EXTRAIT DU TEXTE
Horloge plate de Salvador Dali
« Usbek & Rica explore le futur. » Ça tombe bien : voyager dans le temps, c'est possible. La mauvaise nouvelle, par contre, c'est que l'avenir est déjà écrit. La théorie de la relativité et Einstein nous le disent depuis déjà un siècle. Ces discours pourtant, nous les entendons de loin, comme des vérités abstraites et des réflexions farfelues de scientifiques ésotériques. Le physicien Thibault Damour, professeur à l'Institut des hautes études scientifiques et membre de l'Académie des sciences, déplore que notre conscience collective n'ait jamais intégré ce que la science fondamentale du XXe siècle nous dit sur le monde. Nous avons rencontré le savant, par ailleurs auteur d'ouvrages et de bandes dessinées de vulgarisation scientifique, en marge des Utopiales, le festival nantais de science-fiction. Accrochez-vous à vos bretelles : le physicien nous invite à défier le sens commun, à la découverte du très méconnu monde de la relativité. Notre monde.
Thibault Damour, professeur à l'Institut des hautes études scientifiques et membre de l'Académie des sciences. Photo : Laurence Honnorat
Usbek & Rica : Vous expliquez que notre conception du temps est totalement dépassée. Pourtant, lorsque Einstein met au point sa théorie de la relativité restreinte, en 1905, puis celle de la relativité générale, en 1915, ce qui nous semblait évident s’écroule d’un coup...

TÂCHE COURTE 1
D'après l'extrait sur le physicien Thibault Damour, pourquoi est-il dit « Ça tombe bien » juste après la devise de la revue ? Répondez en une à trois phrases.

DONNÉES FOURNIES
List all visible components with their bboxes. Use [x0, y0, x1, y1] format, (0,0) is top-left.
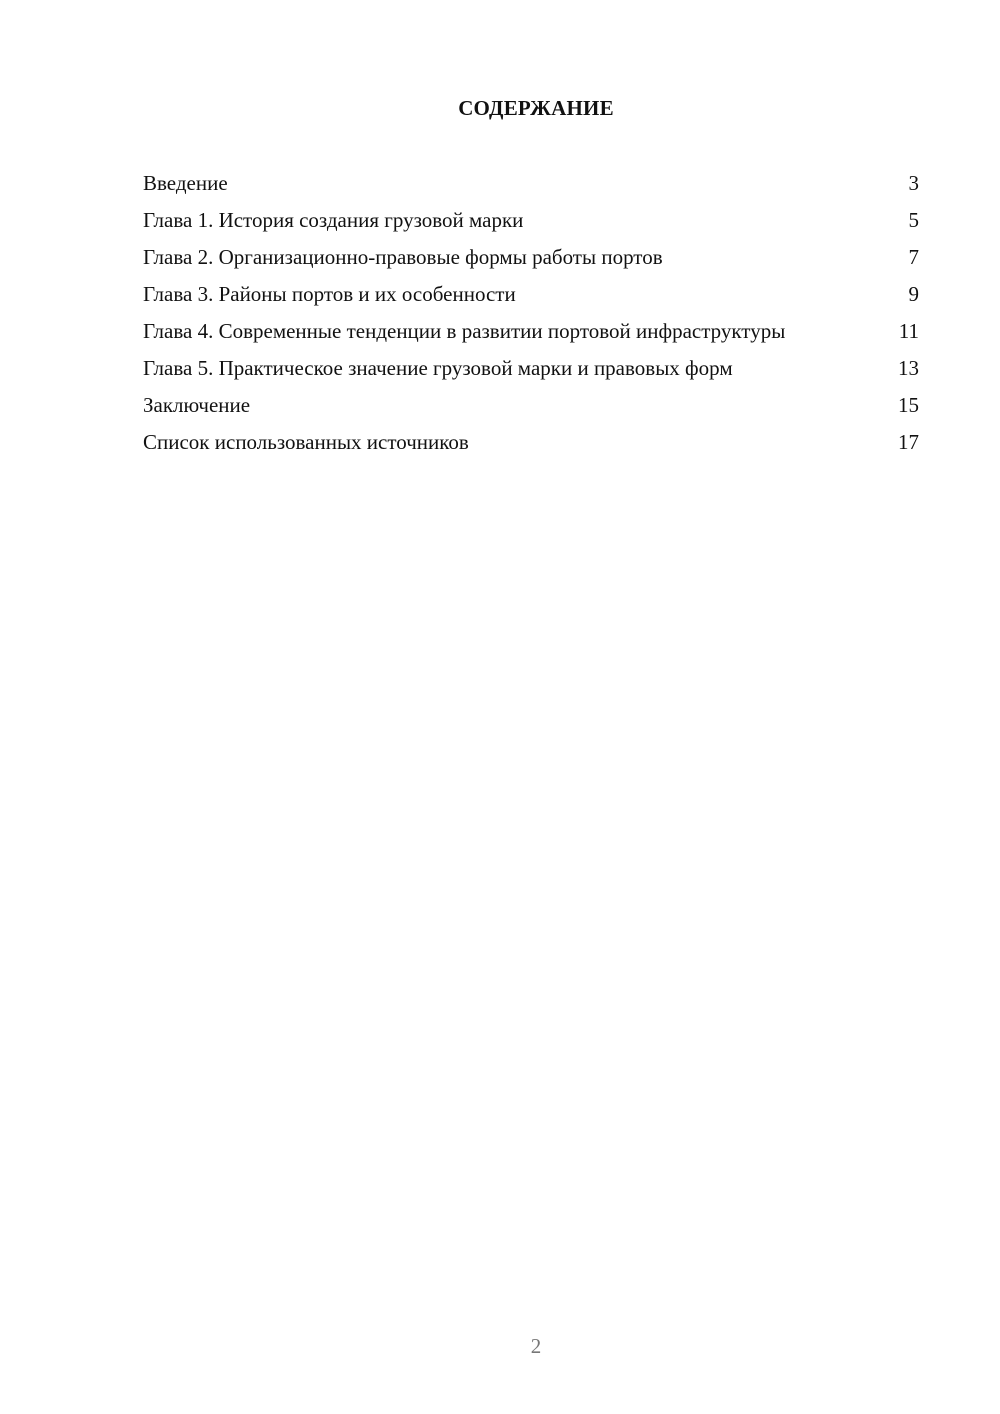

* * *

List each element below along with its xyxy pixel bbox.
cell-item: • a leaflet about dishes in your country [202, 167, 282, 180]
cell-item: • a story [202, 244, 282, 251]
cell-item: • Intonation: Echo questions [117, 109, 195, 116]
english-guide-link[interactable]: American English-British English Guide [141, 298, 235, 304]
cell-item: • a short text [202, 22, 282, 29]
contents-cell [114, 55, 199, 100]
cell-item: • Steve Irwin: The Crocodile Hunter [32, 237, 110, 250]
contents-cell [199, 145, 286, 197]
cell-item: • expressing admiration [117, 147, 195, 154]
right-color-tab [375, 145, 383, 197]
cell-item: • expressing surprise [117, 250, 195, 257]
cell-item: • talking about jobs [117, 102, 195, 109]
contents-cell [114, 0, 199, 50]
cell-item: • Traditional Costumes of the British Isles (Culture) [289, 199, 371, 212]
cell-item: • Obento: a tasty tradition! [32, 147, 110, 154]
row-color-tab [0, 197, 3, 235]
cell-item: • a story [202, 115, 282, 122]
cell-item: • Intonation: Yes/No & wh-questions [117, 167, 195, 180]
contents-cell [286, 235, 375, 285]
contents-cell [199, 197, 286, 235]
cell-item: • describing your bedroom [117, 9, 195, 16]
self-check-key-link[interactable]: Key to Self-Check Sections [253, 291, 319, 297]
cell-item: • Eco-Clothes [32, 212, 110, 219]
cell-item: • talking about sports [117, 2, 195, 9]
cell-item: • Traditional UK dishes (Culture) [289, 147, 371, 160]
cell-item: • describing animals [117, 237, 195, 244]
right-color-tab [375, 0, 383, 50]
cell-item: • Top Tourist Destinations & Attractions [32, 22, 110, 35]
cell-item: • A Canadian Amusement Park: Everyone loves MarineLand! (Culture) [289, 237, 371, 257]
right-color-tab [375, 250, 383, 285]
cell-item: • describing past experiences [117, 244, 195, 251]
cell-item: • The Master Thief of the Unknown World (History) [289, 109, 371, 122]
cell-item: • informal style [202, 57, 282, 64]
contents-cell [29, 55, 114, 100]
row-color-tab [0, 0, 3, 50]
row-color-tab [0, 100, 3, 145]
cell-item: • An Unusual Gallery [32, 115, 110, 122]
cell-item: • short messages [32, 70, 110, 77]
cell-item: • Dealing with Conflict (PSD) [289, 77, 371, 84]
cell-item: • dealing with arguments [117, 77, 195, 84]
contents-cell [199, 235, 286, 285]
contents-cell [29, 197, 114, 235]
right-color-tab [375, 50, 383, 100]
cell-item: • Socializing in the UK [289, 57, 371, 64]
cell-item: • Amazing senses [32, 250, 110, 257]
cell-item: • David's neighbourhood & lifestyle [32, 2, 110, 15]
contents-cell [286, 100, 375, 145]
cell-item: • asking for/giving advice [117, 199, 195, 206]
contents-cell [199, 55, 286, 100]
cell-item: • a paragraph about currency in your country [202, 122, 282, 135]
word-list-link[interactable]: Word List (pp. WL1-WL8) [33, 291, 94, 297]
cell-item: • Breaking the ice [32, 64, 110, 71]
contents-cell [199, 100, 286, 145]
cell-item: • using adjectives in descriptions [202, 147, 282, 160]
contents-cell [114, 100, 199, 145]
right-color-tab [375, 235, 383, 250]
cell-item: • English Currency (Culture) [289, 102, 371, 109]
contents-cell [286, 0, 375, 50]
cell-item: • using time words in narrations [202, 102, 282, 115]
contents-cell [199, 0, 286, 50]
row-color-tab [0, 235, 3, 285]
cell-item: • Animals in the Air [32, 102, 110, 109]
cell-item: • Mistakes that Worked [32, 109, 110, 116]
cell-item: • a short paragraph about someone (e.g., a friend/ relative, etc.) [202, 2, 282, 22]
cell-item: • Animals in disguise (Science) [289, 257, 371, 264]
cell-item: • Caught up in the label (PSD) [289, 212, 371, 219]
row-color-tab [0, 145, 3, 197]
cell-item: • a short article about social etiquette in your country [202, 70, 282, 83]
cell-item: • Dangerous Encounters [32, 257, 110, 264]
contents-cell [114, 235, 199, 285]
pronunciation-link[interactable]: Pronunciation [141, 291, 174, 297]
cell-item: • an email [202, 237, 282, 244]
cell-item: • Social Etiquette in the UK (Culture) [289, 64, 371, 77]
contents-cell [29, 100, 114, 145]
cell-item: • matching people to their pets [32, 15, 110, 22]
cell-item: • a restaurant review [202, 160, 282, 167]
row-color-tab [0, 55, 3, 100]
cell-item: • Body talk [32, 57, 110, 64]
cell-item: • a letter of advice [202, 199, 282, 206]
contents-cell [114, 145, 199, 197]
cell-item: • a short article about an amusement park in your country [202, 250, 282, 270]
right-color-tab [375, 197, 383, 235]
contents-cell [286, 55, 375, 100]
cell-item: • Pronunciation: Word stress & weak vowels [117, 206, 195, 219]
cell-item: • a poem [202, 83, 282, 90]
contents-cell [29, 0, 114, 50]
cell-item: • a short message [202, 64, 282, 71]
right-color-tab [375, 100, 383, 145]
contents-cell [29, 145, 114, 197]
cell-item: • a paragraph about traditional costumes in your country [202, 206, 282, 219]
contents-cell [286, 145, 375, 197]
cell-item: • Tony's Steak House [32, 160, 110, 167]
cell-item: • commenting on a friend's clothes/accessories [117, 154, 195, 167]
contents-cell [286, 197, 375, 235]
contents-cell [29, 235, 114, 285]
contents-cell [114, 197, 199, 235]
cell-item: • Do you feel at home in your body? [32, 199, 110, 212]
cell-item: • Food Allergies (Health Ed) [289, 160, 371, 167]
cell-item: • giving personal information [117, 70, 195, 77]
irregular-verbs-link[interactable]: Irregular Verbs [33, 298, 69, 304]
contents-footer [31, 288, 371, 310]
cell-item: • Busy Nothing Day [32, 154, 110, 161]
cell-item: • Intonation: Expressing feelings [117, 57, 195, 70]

---

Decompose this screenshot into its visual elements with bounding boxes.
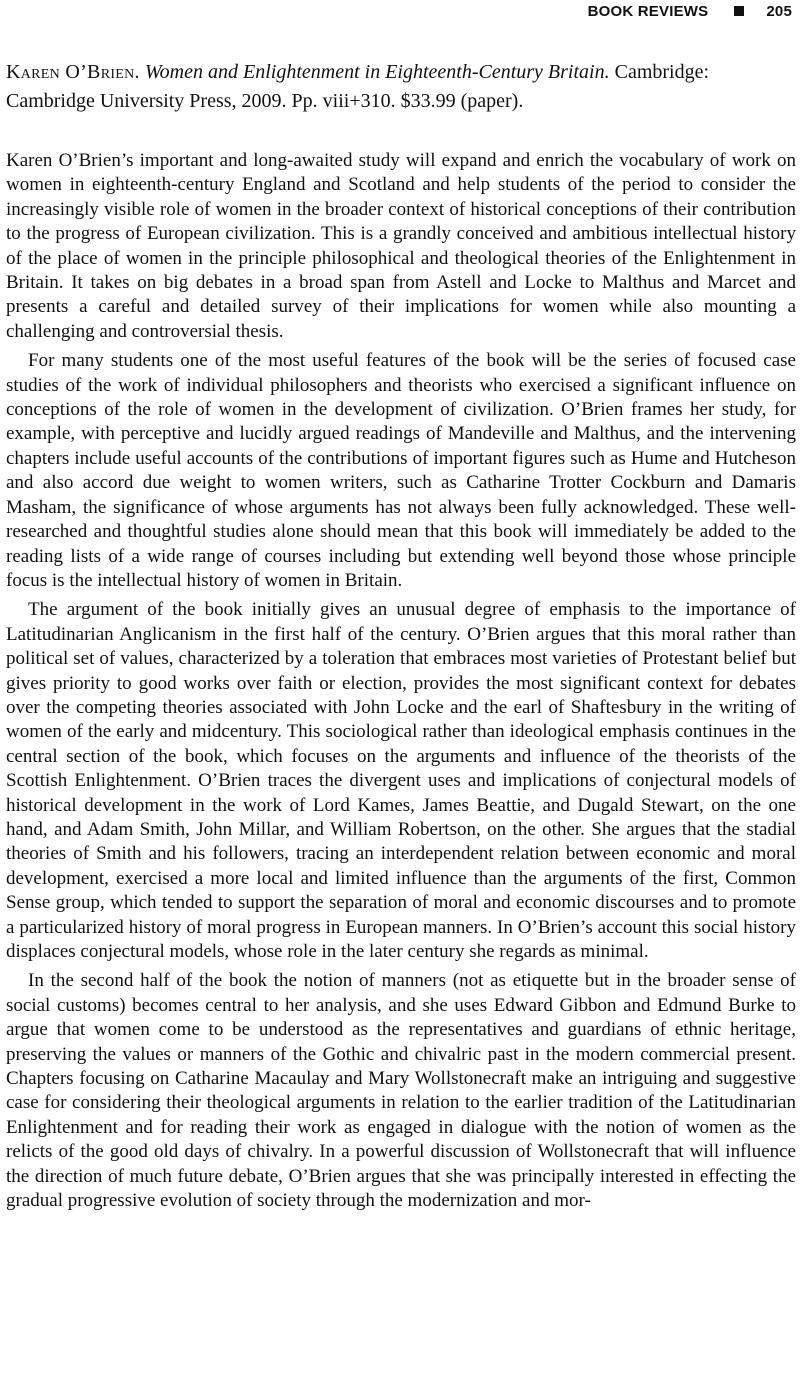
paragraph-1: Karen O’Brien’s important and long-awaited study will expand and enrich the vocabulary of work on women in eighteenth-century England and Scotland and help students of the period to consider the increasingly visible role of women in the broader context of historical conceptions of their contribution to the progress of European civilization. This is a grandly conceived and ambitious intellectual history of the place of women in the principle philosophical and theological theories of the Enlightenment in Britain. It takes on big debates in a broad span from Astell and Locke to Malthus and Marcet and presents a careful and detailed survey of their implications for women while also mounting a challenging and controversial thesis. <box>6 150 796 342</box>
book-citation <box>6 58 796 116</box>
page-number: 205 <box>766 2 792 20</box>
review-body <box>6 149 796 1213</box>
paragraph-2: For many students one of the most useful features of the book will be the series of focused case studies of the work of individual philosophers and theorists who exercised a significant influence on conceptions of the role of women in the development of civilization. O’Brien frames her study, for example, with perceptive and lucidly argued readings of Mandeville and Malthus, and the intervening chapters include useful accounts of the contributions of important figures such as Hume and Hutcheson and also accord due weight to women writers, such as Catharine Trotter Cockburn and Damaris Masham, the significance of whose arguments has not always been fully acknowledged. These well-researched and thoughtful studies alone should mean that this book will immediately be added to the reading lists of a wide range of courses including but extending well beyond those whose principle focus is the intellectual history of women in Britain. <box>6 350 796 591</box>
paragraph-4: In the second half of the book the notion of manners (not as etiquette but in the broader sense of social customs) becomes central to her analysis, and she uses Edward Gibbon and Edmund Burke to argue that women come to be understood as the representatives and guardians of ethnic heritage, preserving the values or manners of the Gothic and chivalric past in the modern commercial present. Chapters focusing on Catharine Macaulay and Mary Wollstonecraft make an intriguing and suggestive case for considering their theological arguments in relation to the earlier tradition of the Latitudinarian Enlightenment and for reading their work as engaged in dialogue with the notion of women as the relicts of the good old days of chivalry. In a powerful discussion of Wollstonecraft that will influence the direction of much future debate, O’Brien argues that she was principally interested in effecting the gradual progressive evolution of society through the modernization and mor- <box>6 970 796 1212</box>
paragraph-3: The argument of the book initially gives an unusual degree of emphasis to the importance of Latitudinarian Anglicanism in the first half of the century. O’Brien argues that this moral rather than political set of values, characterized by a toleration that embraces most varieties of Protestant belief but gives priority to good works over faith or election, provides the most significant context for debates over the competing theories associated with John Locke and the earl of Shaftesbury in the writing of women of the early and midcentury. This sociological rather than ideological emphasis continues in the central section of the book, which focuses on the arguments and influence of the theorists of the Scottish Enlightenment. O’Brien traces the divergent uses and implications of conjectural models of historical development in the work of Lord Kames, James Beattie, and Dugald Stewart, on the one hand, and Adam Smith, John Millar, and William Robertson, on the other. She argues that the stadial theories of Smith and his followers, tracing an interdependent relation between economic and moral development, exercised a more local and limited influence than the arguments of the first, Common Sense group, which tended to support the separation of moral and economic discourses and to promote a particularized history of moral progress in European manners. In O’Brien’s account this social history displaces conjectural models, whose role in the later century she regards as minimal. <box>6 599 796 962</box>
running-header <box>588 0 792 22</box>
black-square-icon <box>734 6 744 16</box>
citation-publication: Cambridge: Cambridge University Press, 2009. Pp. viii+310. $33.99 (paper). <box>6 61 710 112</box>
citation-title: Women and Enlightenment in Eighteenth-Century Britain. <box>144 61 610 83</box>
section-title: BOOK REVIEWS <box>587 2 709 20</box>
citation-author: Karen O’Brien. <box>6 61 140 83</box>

TÂCHE COURTE 2
Reproduisez à l'identique les lignes des données situées entre celle qui contient « List each element » et celle qui contient « cell-item: • describing past », ces deux lignes comprises.

RÉPONSE 1
La revue Usbek & Rica annonce qu'elle explore le futur, et l'extrait affirme justement que voyager dans le temps est possible. Cette possibilité s'accorde donc avec le projet de la revue.

RÉPONSE 2
List each element below along with its xyxy pixel bbox.
cell-item: • a leaflet about dishes in your country [202, 167, 282, 180]
cell-item: • a story [202, 244, 282, 251]
cell-item: • Intonation: Echo questions [117, 109, 195, 116]
english-guide-link[interactable]: American English-British English Guide [141, 298, 235, 304]
cell-item: • a short text [202, 22, 282, 29]
contents-cell [114, 55, 199, 100]
cell-item: • Steve Irwin: The Crocodile Hunter [32, 237, 110, 250]
contents-cell [199, 145, 286, 197]
cell-item: • expressing admiration [117, 147, 195, 154]
right-color-tab [375, 145, 383, 197]
cell-item: • expressing surprise [117, 250, 195, 257]
cell-item: • talking about jobs [117, 102, 195, 109]
contents-cell [114, 0, 199, 50]
cell-item: • Traditional Costumes of the British Isles (Culture) [289, 199, 371, 212]
cell-item: • Obento: a tasty tradition! [32, 147, 110, 154]
row-color-tab [0, 197, 3, 235]
cell-item: • a story [202, 115, 282, 122]
cell-item: • Intonation: Yes/No & wh-questions [117, 167, 195, 180]
contents-cell [286, 235, 375, 285]
contents-cell [199, 197, 286, 235]
cell-item: • describing your bedroom [117, 9, 195, 16]
self-check-key-link[interactable]: Key to Self-Check Sections [253, 291, 319, 297]
cell-item: • Eco-Clothes [32, 212, 110, 219]
cell-item: • talking about sports [117, 2, 195, 9]
cell-item: • Traditional UK dishes (Culture) [289, 147, 371, 160]
cell-item: • describing animals [117, 237, 195, 244]
right-color-tab [375, 0, 383, 50]
cell-item: • Top Tourist Destinations & Attractions [32, 22, 110, 35]
cell-item: • A Canadian Amusement Park: Everyone loves MarineLand! (Culture) [289, 237, 371, 257]
right-color-tab [375, 250, 383, 285]
cell-item: • describing past experiences [117, 244, 195, 251]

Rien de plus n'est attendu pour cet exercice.